▸ **What you should do**: Reproduce each of the lines below without any changes.

= = = = = = =

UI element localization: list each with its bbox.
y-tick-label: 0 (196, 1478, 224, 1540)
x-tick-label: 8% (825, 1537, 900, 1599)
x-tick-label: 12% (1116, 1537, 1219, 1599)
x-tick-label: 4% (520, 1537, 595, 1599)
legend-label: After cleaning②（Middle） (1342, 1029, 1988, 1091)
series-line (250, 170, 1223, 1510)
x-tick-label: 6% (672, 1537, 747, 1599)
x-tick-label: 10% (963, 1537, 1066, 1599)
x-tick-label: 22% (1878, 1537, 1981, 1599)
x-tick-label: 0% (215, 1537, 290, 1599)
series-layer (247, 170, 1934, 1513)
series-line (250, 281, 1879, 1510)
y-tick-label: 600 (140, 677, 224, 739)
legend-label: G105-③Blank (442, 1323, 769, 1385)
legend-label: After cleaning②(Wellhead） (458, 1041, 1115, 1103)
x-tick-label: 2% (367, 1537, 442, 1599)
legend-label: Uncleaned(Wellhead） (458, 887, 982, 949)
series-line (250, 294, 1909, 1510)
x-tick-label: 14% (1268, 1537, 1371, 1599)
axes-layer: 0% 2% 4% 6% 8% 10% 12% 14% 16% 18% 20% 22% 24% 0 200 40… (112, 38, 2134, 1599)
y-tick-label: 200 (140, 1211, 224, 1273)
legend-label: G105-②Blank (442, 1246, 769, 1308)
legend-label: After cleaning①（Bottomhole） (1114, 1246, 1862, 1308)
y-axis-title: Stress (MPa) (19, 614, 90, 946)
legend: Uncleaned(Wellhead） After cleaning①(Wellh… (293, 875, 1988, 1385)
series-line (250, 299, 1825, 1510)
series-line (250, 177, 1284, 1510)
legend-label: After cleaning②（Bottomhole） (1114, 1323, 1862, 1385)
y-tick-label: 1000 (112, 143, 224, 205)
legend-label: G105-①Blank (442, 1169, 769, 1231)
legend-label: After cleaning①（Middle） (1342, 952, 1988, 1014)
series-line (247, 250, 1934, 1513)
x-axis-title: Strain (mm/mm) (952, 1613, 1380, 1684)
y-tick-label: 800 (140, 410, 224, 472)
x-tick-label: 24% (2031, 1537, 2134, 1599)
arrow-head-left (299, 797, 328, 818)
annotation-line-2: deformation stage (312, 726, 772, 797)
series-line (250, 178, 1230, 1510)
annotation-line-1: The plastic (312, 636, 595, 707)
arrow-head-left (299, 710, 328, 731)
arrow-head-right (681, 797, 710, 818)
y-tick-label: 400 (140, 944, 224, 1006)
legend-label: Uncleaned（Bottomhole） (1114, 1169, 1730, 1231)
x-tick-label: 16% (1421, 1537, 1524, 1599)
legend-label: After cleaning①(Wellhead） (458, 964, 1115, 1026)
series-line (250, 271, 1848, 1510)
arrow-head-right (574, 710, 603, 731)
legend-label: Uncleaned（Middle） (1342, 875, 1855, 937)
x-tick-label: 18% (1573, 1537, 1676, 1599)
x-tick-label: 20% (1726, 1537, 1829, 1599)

= = = = = = =

▸ **Reply**:
UI element localization: list each with its bbox.
y-tick-label: 0 (196, 1478, 224, 1540)
x-tick-label: 8% (825, 1537, 900, 1599)
x-tick-label: 12% (1116, 1537, 1219, 1599)
x-tick-label: 4% (520, 1537, 595, 1599)
legend-label: After cleaning②（Middle） (1342, 1029, 1988, 1091)
series-line (250, 170, 1223, 1510)
x-tick-label: 6% (672, 1537, 747, 1599)
x-tick-label: 10% (963, 1537, 1066, 1599)
x-tick-label: 22% (1878, 1537, 1981, 1599)
x-tick-label: 0% (215, 1537, 290, 1599)
series-layer (247, 170, 1934, 1513)
series-line (250, 281, 1879, 1510)
y-tick-label: 600 (140, 677, 224, 739)
legend-label: G105-③Blank (442, 1323, 769, 1385)
legend-label: After cleaning②(Wellhead） (458, 1041, 1115, 1103)
x-tick-label: 2% (367, 1537, 442, 1599)
legend-label: Uncleaned(Wellhead） (458, 887, 982, 949)
series-line (250, 294, 1909, 1510)
x-tick-label: 14% (1268, 1537, 1371, 1599)
axes-layer: 0% 2% 4% 6% 8% 10% 12% 14% 16% 18% 20% 22% 24% 0 200 40… (112, 38, 2134, 1599)
y-tick-label: 200 (140, 1211, 224, 1273)
legend-label: G105-②Blank (442, 1246, 769, 1308)
legend-label: After cleaning①（Bottomhole） (1114, 1246, 1862, 1308)
y-axis-title: Stress (MPa) (19, 614, 90, 946)
legend: Uncleaned(Wellhead） After cleaning①(Wellh… (293, 875, 1988, 1385)
series-line (250, 299, 1825, 1510)
series-line (250, 177, 1284, 1510)
legend-label: After cleaning②（Bottomhole） (1114, 1323, 1862, 1385)
y-tick-label: 1000 (112, 143, 224, 205)
legend-label: G105-①Blank (442, 1169, 769, 1231)
legend-label: After cleaning①（Middle） (1342, 952, 1988, 1014)
series-line (247, 250, 1934, 1513)
x-axis-title: Strain (mm/mm) (952, 1613, 1380, 1684)
y-tick-label: 800 (140, 410, 224, 472)
x-tick-label: 24% (2031, 1537, 2134, 1599)
arrow-head-left (299, 797, 328, 818)
annotation-line-2: deformation stage (312, 726, 772, 797)
series-line (250, 178, 1230, 1510)
annotation-line-1: The plastic (312, 636, 595, 707)
arrow-head-left (299, 710, 328, 731)
arrow-head-right (681, 797, 710, 818)
y-tick-label: 400 (140, 944, 224, 1006)
legend-label: Uncleaned（Bottomhole） (1114, 1169, 1730, 1231)
x-tick-label: 16% (1421, 1537, 1524, 1599)
legend-label: After cleaning①(Wellhead） (458, 964, 1115, 1026)
series-line (250, 271, 1848, 1510)
arrow-head-right (574, 710, 603, 731)
legend-label: Uncleaned（Middle） (1342, 875, 1855, 937)
x-tick-label: 18% (1573, 1537, 1676, 1599)
x-tick-label: 20% (1726, 1537, 1829, 1599)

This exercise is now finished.